Starting from the line containing "Read this page and output its text content.", give again every line through the end of the entries, word for word. Pictures stay out of the copy.

::: Exercise data

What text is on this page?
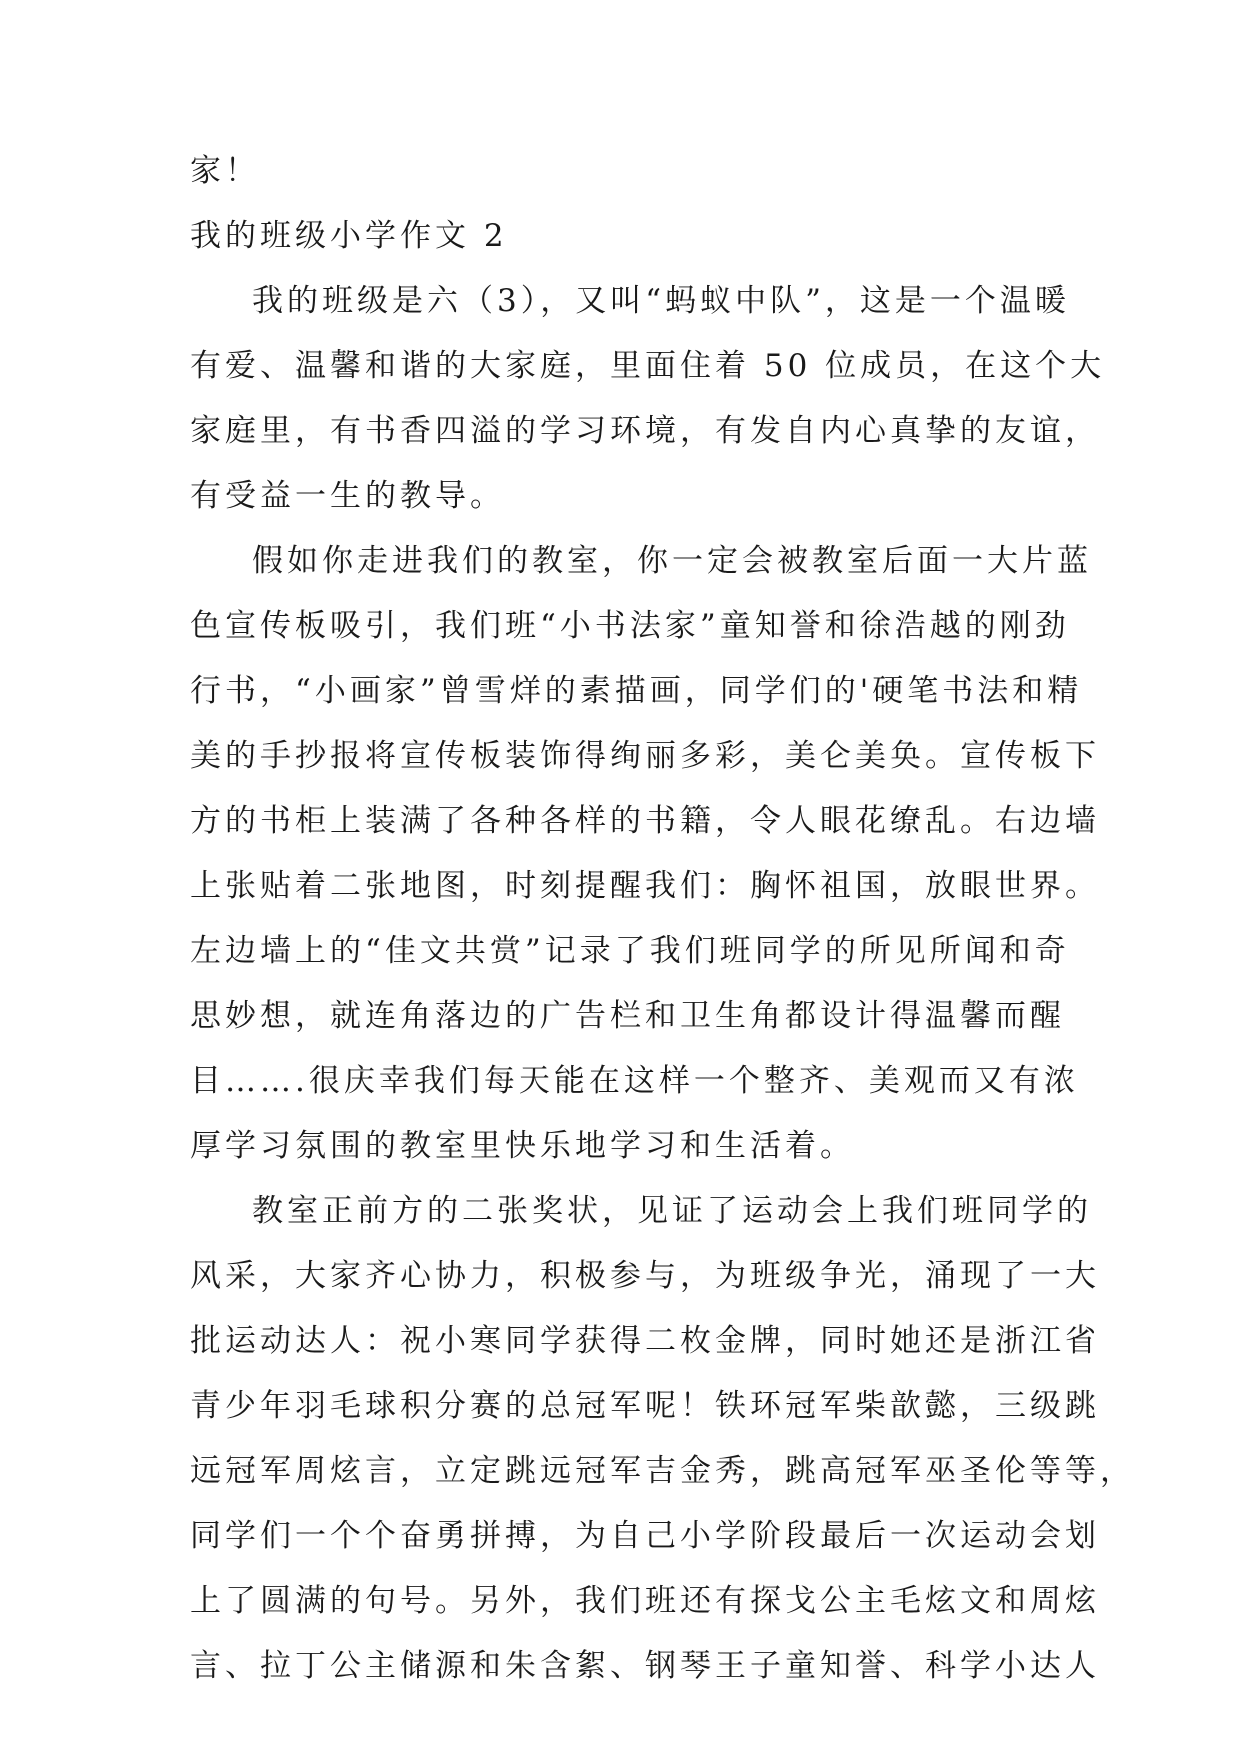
家！
我的班级小学作文 2
我的班级是六（3），又叫“蚂蚁中队”，这是一个温暖
有爱、温馨和谐的大家庭，里面住着 50 位成员，在这个大
家庭里，有书香四溢的学习环境，有发自内心真挚的友谊，
有受益一生的教导。
假如你走进我们的教室，你一定会被教室后面一大片蓝
色宣传板吸引，我们班“小书法家”童知誉和徐浩越的刚劲
行书，“小画家”曾雪烊的素描画，同学们的'硬笔书法和精
美的手抄报将宣传板装饰得绚丽多彩，美仑美奂。宣传板下
方的书柜上装满了各种各样的书籍，令人眼花缭乱。右边墙
上张贴着二张地图，时刻提醒我们：胸怀祖国，放眼世界。
左边墙上的“佳文共赏”记录了我们班同学的所见所闻和奇
思妙想，就连角落边的广告栏和卫生角都设计得温馨而醒
目…….很庆幸我们每天能在这样一个整齐、美观而又有浓
厚学习氛围的教室里快乐地学习和生活着。
教室正前方的二张奖状，见证了运动会上我们班同学的
风采，大家齐心协力，积极参与，为班级争光，涌现了一大
批运动达人：祝小寒同学获得二枚金牌，同时她还是浙江省
青少年羽毛球积分赛的总冠军呢！铁环冠军柴歆懿，三级跳
远冠军周炫言，立定跳远冠军吉金秀，跳高冠军巫圣伦等等，
同学们一个个奋勇拼搏，为自己小学阶段最后一次运动会划
上了圆满的句号。另外，我们班还有探戈公主毛炫文和周炫
言、拉丁公主储源和朱含絮、钢琴王子童知誉、科学小达人
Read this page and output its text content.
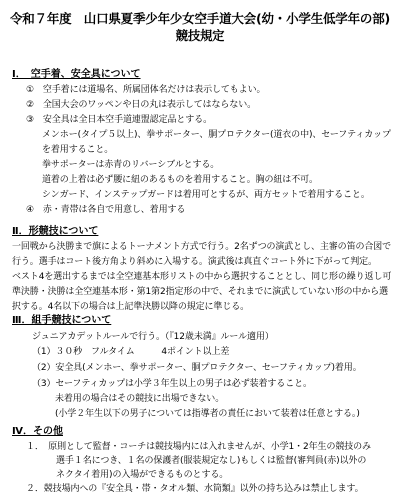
令和７年度　山口県夏季少年少女空手道大会(幼・小学生低学年の部)
競技規定
Ⅰ．　空手着、安全具について
①　空手着には道場名、所属団体名だけは表示してもよい。
②　全国大会のワッペンや日の丸は表示してはならない。
③　安全具は全日本空手道連盟認定品とする。
メンホー(タイプ５以上)、拳サポーター、胴プロテクター(道衣の中)、セーフティカップ
を着用すること。
拳サポーターは赤青のリバーシブルとする。
道着の上着は必ず腰に紐のあるものを着用すること。胸の紐は不可。
シンガード、インステップガードは着用可とするが、両方セットで着用すること。
④　赤・青帯は各自で用意し、着用する
Ⅱ．形競技について
一回戦から決勝まで旗によるトーナメント方式で行う。2名ずつの演武とし、主審の笛の合図で
行う。選手はコート後方角より斜めに入場する。演武後は真直ぐコート外に下がって判定。
ベスト4を選出するまでは全空連基本形リストの中から選択することとし、同じ形の繰り返し可
準決勝・決勝は全空連基本形・第1第2指定形の中で、それまでに演武していない形の中から選
択する。4名以下の場合は上記準決勝以降の規定に準じる。
Ⅲ．組手競技について
ジュニアカデットルールで行う。（『12歳未満』ルール適用）
（1）３０秒　フルタイム　　　4ポイント以上差
（2）安全具(メンホー、拳サポーター、胴プロテクター、セーフティカップ)着用。
（3）セーフティカップは小学３年生以上の男子は必ず装着すること。
未着用の場合はその競技に出場できない。
(小学２年生以下の男子については指導者の責任において装着は任意とする。)
Ⅳ．その他
１．　原則として監督・コーチは競技場内には入れませんが、小学1・2年生の競技のみ
選手１名につき、１名の保護者(服装規定なし)もしくは監督(審判員(赤)以外の
ネクタイ着用)の入場ができるものとする。
２．競技場内への『安全具・帯・タオル類、水筒類』以外の持ち込みは禁止します。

::::::

Result of the exercise:
Read this page and output its text content.
令和７年度　山口県夏季少年少女空手道大会(幼・小学生低学年の部)
競技規定
Ⅰ．　空手着、安全具について
①　空手着には道場名、所属団体名だけは表示してもよい。
②　全国大会のワッペンや日の丸は表示してはならない。
③　安全具は全日本空手道連盟認定品とする。
メンホー(タイプ５以上)、拳サポーター、胴プロテクター(道衣の中)、セーフティカップ
を着用すること。
拳サポーターは赤青のリバーシブルとする。
道着の上着は必ず腰に紐のあるものを着用すること。胸の紐は不可。
シンガード、インステップガードは着用可とするが、両方セットで着用すること。
④　赤・青帯は各自で用意し、着用する
Ⅱ．形競技について
一回戦から決勝まで旗によるトーナメント方式で行う。2名ずつの演武とし、主審の笛の合図で
行う。選手はコート後方角より斜めに入場する。演武後は真直ぐコート外に下がって判定。
ベスト4を選出するまでは全空連基本形リストの中から選択することとし、同じ形の繰り返し可
準決勝・決勝は全空連基本形・第1第2指定形の中で、それまでに演武していない形の中から選
択する。4名以下の場合は上記準決勝以降の規定に準じる。
Ⅲ．組手競技について
ジュニアカデットルールで行う。（『12歳未満』ルール適用）
（1）３０秒　フルタイム　　　4ポイント以上差
（2）安全具(メンホー、拳サポーター、胴プロテクター、セーフティカップ)着用。
（3）セーフティカップは小学３年生以上の男子は必ず装着すること。
未着用の場合はその競技に出場できない。
(小学２年生以下の男子については指導者の責任において装着は任意とする。)
Ⅳ．その他
１．　原則として監督・コーチは競技場内には入れませんが、小学1・2年生の競技のみ
選手１名につき、１名の保護者(服装規定なし)もしくは監督(審判員(赤)以外の
ネクタイ着用)の入場ができるものとする。
２．競技場内への『安全具・帯・タオル類、水筒類』以外の持ち込みは禁止します。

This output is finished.